[Description of the task]
Please copy every line of the records below that holds the word "Heating".

[Raw records]

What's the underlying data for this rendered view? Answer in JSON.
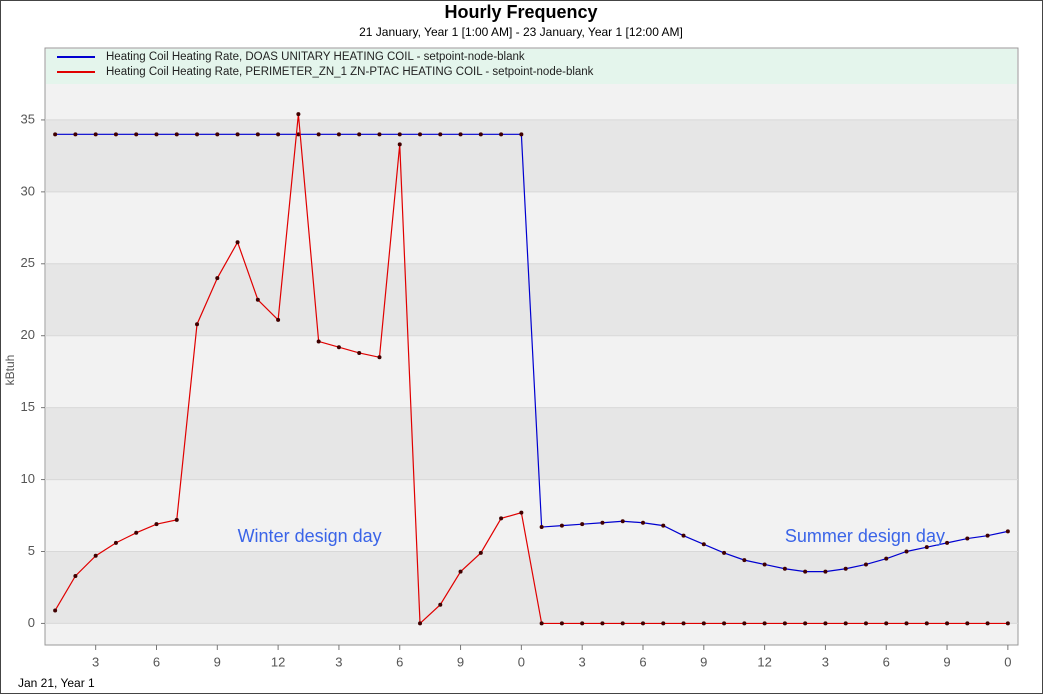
{
  "chart_data": {
    "type": "line",
    "title": "Hourly Frequency",
    "subtitle": "21 January, Year 1 [1:00 AM] - 23 January, Year 1 [12:00 AM]",
    "y_label": "kBtuh",
    "x_label": "Jan 21, Year 1",
    "annotations": [
      {
        "text": "Winter design day",
        "x": 10,
        "y": 6
      },
      {
        "text": "Summer design day",
        "x": 37,
        "y": 6
      }
    ],
    "legend": "top",
    "grid": true,
    "x": [
      1,
      2,
      3,
      4,
      5,
      6,
      7,
      8,
      9,
      10,
      11,
      12,
      13,
      14,
      15,
      16,
      17,
      18,
      19,
      20,
      21,
      22,
      23,
      24,
      25,
      26,
      27,
      28,
      29,
      30,
      31,
      32,
      33,
      34,
      35,
      36,
      37,
      38,
      39,
      40,
      41,
      42,
      43,
      44,
      45,
      46,
      47,
      48
    ],
    "xlim": [
      0.5,
      48.5
    ],
    "xticks": [
      3,
      6,
      9,
      12,
      {
        "value": 15,
        "label": "3"
      },
      {
        "value": 18,
        "label": "6"
      },
      {
        "value": 21,
        "label": "9"
      },
      {
        "value": 24,
        "label": "0"
      },
      {
        "value": 27,
        "label": "3"
      },
      {
        "value": 30,
        "label": "6"
      },
      {
        "value": 33,
        "label": "9"
      },
      {
        "value": 36,
        "label": "12"
      },
      {
        "value": 39,
        "label": "3"
      },
      {
        "value": 42,
        "label": "6"
      },
      {
        "value": 45,
        "label": "9"
      },
      {
        "value": 48,
        "label": "0"
      }
    ],
    "ylim": [
      -1.5,
      40
    ],
    "yticks": [
      0,
      5,
      10,
      15,
      20,
      25,
      30,
      35
    ],
    "series": [
      {
        "name": "Heating Coil Heating Rate, DOAS UNITARY HEATING COIL - setpoint-node-blank",
        "color": "#0000d0",
        "values": [
          34,
          34,
          34,
          34,
          34,
          34,
          34,
          34,
          34,
          34,
          34,
          34,
          34,
          34,
          34,
          34,
          34,
          34,
          34,
          34,
          34,
          34,
          34,
          34,
          6.7,
          6.8,
          6.9,
          7.0,
          7.1,
          7.0,
          6.8,
          6.1,
          5.5,
          4.9,
          4.4,
          4.1,
          3.8,
          3.6,
          3.6,
          3.8,
          4.1,
          4.5,
          5.0,
          5.3,
          5.6,
          5.9,
          6.1,
          6.4
        ]
      },
      {
        "name": "Heating Coil Heating Rate, PERIMETER_ZN_1 ZN-PTAC HEATING COIL - setpoint-node-blank",
        "color": "#e00000",
        "values": [
          0.9,
          3.3,
          4.7,
          5.6,
          6.3,
          6.9,
          7.2,
          20.8,
          24.0,
          26.5,
          22.5,
          21.1,
          35.4,
          19.6,
          19.2,
          18.8,
          18.5,
          33.3,
          0,
          1.3,
          3.6,
          4.9,
          7.3,
          7.7,
          0,
          0,
          0,
          0,
          0,
          0,
          0,
          0,
          0,
          0,
          0,
          0,
          0,
          0,
          0,
          0,
          0,
          0,
          0,
          0,
          0,
          0,
          0,
          0
        ]
      }
    ]
  }
}
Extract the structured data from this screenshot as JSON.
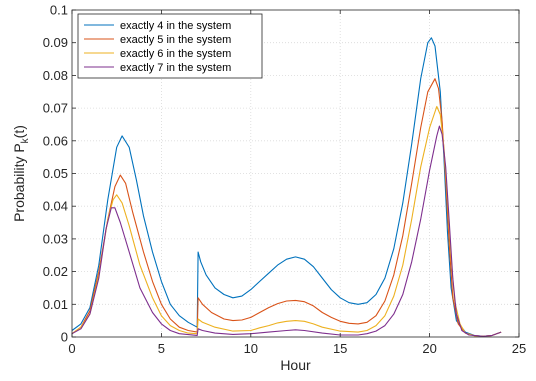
{
  "chart_data": {
    "type": "line",
    "xlabel": "Hour",
    "ylabel": {
      "main": "Probability P",
      "sub": "k",
      "rest": "(t)"
    },
    "xlim": [
      0,
      25
    ],
    "ylim": [
      0,
      0.1
    ],
    "xticks": [
      "0",
      "5",
      "10",
      "15",
      "20",
      "25"
    ],
    "yticks": [
      "0",
      "0.01",
      "0.02",
      "0.03",
      "0.04",
      "0.05",
      "0.06",
      "0.07",
      "0.08",
      "0.09",
      "0.1"
    ],
    "grid": true,
    "legend": "top-left",
    "series": [
      {
        "name": "exactly 4 in the system",
        "color": "#0072BD",
        "points": [
          [
            0,
            0.002
          ],
          [
            0.5,
            0.004
          ],
          [
            1,
            0.009
          ],
          [
            1.5,
            0.022
          ],
          [
            2,
            0.042
          ],
          [
            2.5,
            0.058
          ],
          [
            2.8,
            0.0615
          ],
          [
            3.2,
            0.058
          ],
          [
            3.6,
            0.048
          ],
          [
            4,
            0.037
          ],
          [
            4.5,
            0.026
          ],
          [
            5,
            0.017
          ],
          [
            5.5,
            0.01
          ],
          [
            6,
            0.0065
          ],
          [
            6.5,
            0.0045
          ],
          [
            7.0,
            0.003
          ],
          [
            7.05,
            0.026
          ],
          [
            7.2,
            0.023
          ],
          [
            7.5,
            0.019
          ],
          [
            8,
            0.015
          ],
          [
            8.5,
            0.013
          ],
          [
            9,
            0.012
          ],
          [
            9.5,
            0.0125
          ],
          [
            10,
            0.0145
          ],
          [
            10.5,
            0.017
          ],
          [
            11,
            0.0195
          ],
          [
            11.5,
            0.022
          ],
          [
            12,
            0.0238
          ],
          [
            12.5,
            0.0245
          ],
          [
            13,
            0.0238
          ],
          [
            13.5,
            0.0215
          ],
          [
            14,
            0.018
          ],
          [
            14.5,
            0.0145
          ],
          [
            15,
            0.012
          ],
          [
            15.5,
            0.0105
          ],
          [
            16,
            0.01
          ],
          [
            16.5,
            0.0105
          ],
          [
            17,
            0.013
          ],
          [
            17.5,
            0.018
          ],
          [
            18,
            0.027
          ],
          [
            18.5,
            0.041
          ],
          [
            19,
            0.059
          ],
          [
            19.5,
            0.079
          ],
          [
            19.9,
            0.09
          ],
          [
            20.1,
            0.0915
          ],
          [
            20.3,
            0.089
          ],
          [
            20.6,
            0.075
          ],
          [
            20.8,
            0.055
          ],
          [
            21.0,
            0.032
          ],
          [
            21.2,
            0.015
          ],
          [
            21.5,
            0.005
          ],
          [
            22,
            0.0015
          ],
          [
            22.5,
            0.0005
          ],
          [
            23,
            0.0002
          ],
          [
            23.5,
            0.0005
          ],
          [
            24,
            0.0015
          ]
        ]
      },
      {
        "name": "exactly 5 in the system",
        "color": "#D95319",
        "points": [
          [
            0,
            0.001
          ],
          [
            0.5,
            0.003
          ],
          [
            1,
            0.008
          ],
          [
            1.5,
            0.02
          ],
          [
            2,
            0.036
          ],
          [
            2.4,
            0.046
          ],
          [
            2.7,
            0.0495
          ],
          [
            3.0,
            0.047
          ],
          [
            3.4,
            0.038
          ],
          [
            4,
            0.026
          ],
          [
            4.5,
            0.017
          ],
          [
            5,
            0.01
          ],
          [
            5.5,
            0.0055
          ],
          [
            6,
            0.003
          ],
          [
            6.5,
            0.002
          ],
          [
            7.0,
            0.0015
          ],
          [
            7.05,
            0.012
          ],
          [
            7.3,
            0.01
          ],
          [
            7.8,
            0.0075
          ],
          [
            8.5,
            0.0055
          ],
          [
            9,
            0.005
          ],
          [
            9.5,
            0.0052
          ],
          [
            10,
            0.006
          ],
          [
            10.5,
            0.0075
          ],
          [
            11,
            0.009
          ],
          [
            11.5,
            0.0102
          ],
          [
            12,
            0.011
          ],
          [
            12.5,
            0.0112
          ],
          [
            13,
            0.0108
          ],
          [
            13.5,
            0.0095
          ],
          [
            14,
            0.0075
          ],
          [
            14.5,
            0.006
          ],
          [
            15,
            0.0048
          ],
          [
            15.5,
            0.0042
          ],
          [
            16,
            0.004
          ],
          [
            16.5,
            0.0045
          ],
          [
            17,
            0.0065
          ],
          [
            17.5,
            0.011
          ],
          [
            18,
            0.019
          ],
          [
            18.5,
            0.031
          ],
          [
            19,
            0.047
          ],
          [
            19.5,
            0.064
          ],
          [
            19.9,
            0.075
          ],
          [
            20.3,
            0.079
          ],
          [
            20.5,
            0.076
          ],
          [
            20.7,
            0.066
          ],
          [
            20.9,
            0.048
          ],
          [
            21.1,
            0.028
          ],
          [
            21.3,
            0.012
          ],
          [
            21.6,
            0.004
          ],
          [
            22,
            0.0012
          ],
          [
            22.5,
            0.0004
          ],
          [
            23,
            0.0002
          ],
          [
            23.5,
            0.0005
          ],
          [
            24,
            0.0015
          ]
        ]
      },
      {
        "name": "exactly 6 in the system",
        "color": "#EDB120",
        "points": [
          [
            0,
            0.001
          ],
          [
            0.5,
            0.003
          ],
          [
            1,
            0.007
          ],
          [
            1.5,
            0.019
          ],
          [
            2,
            0.036
          ],
          [
            2.3,
            0.042
          ],
          [
            2.5,
            0.0435
          ],
          [
            2.8,
            0.041
          ],
          [
            3.2,
            0.034
          ],
          [
            3.8,
            0.022
          ],
          [
            4.5,
            0.012
          ],
          [
            5,
            0.0065
          ],
          [
            5.5,
            0.0035
          ],
          [
            6,
            0.002
          ],
          [
            6.5,
            0.0012
          ],
          [
            7.0,
            0.001
          ],
          [
            7.05,
            0.0055
          ],
          [
            7.3,
            0.0045
          ],
          [
            8,
            0.003
          ],
          [
            9,
            0.0018
          ],
          [
            10,
            0.002
          ],
          [
            10.5,
            0.0028
          ],
          [
            11,
            0.0035
          ],
          [
            11.5,
            0.0043
          ],
          [
            12,
            0.0048
          ],
          [
            12.5,
            0.005
          ],
          [
            13,
            0.0048
          ],
          [
            13.5,
            0.004
          ],
          [
            14,
            0.003
          ],
          [
            15,
            0.0018
          ],
          [
            16,
            0.0015
          ],
          [
            16.5,
            0.002
          ],
          [
            17,
            0.0035
          ],
          [
            17.5,
            0.0065
          ],
          [
            18,
            0.0125
          ],
          [
            18.5,
            0.022
          ],
          [
            19,
            0.036
          ],
          [
            19.5,
            0.052
          ],
          [
            20,
            0.064
          ],
          [
            20.4,
            0.0705
          ],
          [
            20.6,
            0.068
          ],
          [
            20.8,
            0.058
          ],
          [
            21.0,
            0.042
          ],
          [
            21.2,
            0.024
          ],
          [
            21.4,
            0.011
          ],
          [
            21.7,
            0.004
          ],
          [
            22,
            0.0012
          ],
          [
            22.5,
            0.0004
          ],
          [
            23,
            0.0002
          ],
          [
            23.5,
            0.0005
          ],
          [
            24,
            0.0015
          ]
        ]
      },
      {
        "name": "exactly 7 in the system",
        "color": "#7E2F8E",
        "points": [
          [
            0,
            0.001
          ],
          [
            0.5,
            0.0025
          ],
          [
            1,
            0.007
          ],
          [
            1.5,
            0.018
          ],
          [
            1.9,
            0.033
          ],
          [
            2.2,
            0.0395
          ],
          [
            2.4,
            0.0395
          ],
          [
            2.7,
            0.035
          ],
          [
            3.2,
            0.026
          ],
          [
            3.8,
            0.015
          ],
          [
            4.5,
            0.0075
          ],
          [
            5,
            0.004
          ],
          [
            5.5,
            0.002
          ],
          [
            6,
            0.001
          ],
          [
            7.0,
            0.0005
          ],
          [
            7.05,
            0.0025
          ],
          [
            7.3,
            0.002
          ],
          [
            8,
            0.0012
          ],
          [
            9,
            0.0008
          ],
          [
            10,
            0.001
          ],
          [
            11,
            0.0015
          ],
          [
            12,
            0.002
          ],
          [
            12.5,
            0.0022
          ],
          [
            13,
            0.002
          ],
          [
            14,
            0.0012
          ],
          [
            15,
            0.0006
          ],
          [
            16,
            0.0006
          ],
          [
            16.5,
            0.001
          ],
          [
            17,
            0.0018
          ],
          [
            17.5,
            0.0035
          ],
          [
            18,
            0.007
          ],
          [
            18.5,
            0.013
          ],
          [
            19,
            0.023
          ],
          [
            19.5,
            0.036
          ],
          [
            20,
            0.051
          ],
          [
            20.4,
            0.0615
          ],
          [
            20.55,
            0.0645
          ],
          [
            20.7,
            0.062
          ],
          [
            20.9,
            0.052
          ],
          [
            21.1,
            0.035
          ],
          [
            21.3,
            0.018
          ],
          [
            21.5,
            0.007
          ],
          [
            21.8,
            0.002
          ],
          [
            22.2,
            0.0006
          ],
          [
            23,
            0.0002
          ],
          [
            23.5,
            0.0005
          ],
          [
            24,
            0.0015
          ]
        ]
      }
    ]
  }
}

[Problem solution]
        "name": "Heating Coil Heating Rate, DOAS UNITARY HEATING COIL - setpoint-node-blank",
        "name": "Heating Coil Heating Rate, PERIMETER_ZN_1 ZN-PTAC HEATING COIL - setpoint-node-blank",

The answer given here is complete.